• Exercise aim: The records that follow are to be repeated exactly, with the pictures removed.

____ Data in this exercise

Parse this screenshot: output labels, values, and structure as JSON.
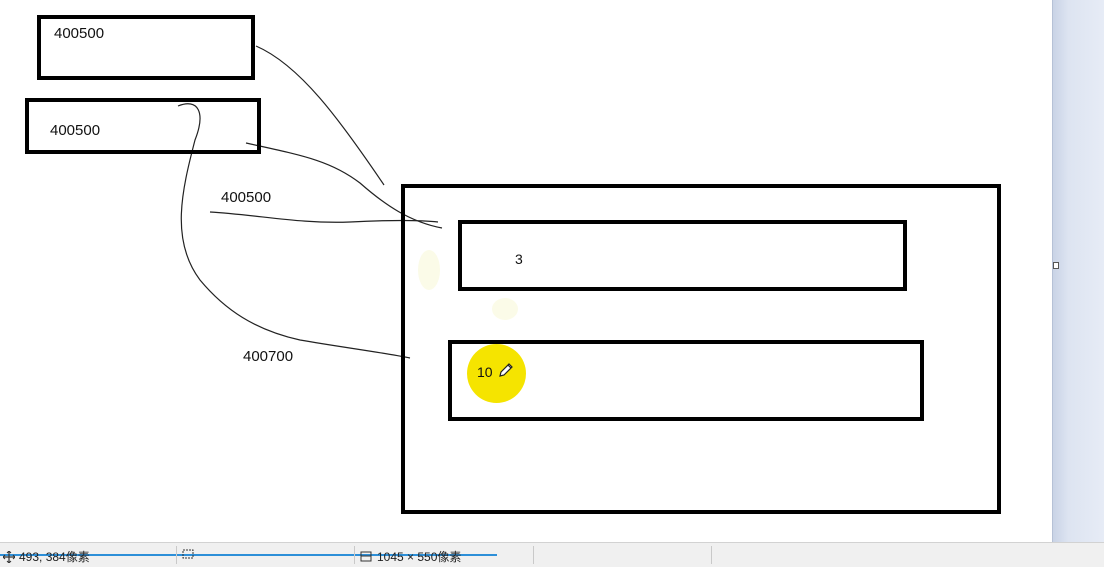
{
  "canvas": {
    "box_top": "400500",
    "box_second": "400500",
    "loose_label_a": "400500",
    "loose_label_b": "400700",
    "inner_box_upper": "3",
    "inner_box_lower": "10"
  },
  "statusbar": {
    "cursor_position": "493, 384像素",
    "image_size": "1045 × 550像素"
  },
  "icons": {
    "pointer": "move-cursor-icon",
    "selection": "selection-icon",
    "size": "image-size-icon",
    "pencil": "pencil-icon"
  },
  "colors": {
    "highlight": "#f5e400",
    "progress": "#2d8fd8"
  }
}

________

• Response to the task:
Parse this screenshot: output labels, values, and structure as JSON.
{
  "canvas": {
    "box_top": "400500",
    "box_second": "400500",
    "loose_label_a": "400500",
    "loose_label_b": "400700",
    "inner_box_upper": "3",
    "inner_box_lower": "10"
  },
  "statusbar": {
    "cursor_position": "493, 384像素",
    "image_size": "1045 × 550像素"
  },
  "icons": {
    "pointer": "move-cursor-icon",
    "selection": "selection-icon",
    "size": "image-size-icon",
    "pencil": "pencil-icon"
  },
  "colors": {
    "highlight": "#f5e400",
    "progress": "#2d8fd8"
  }
}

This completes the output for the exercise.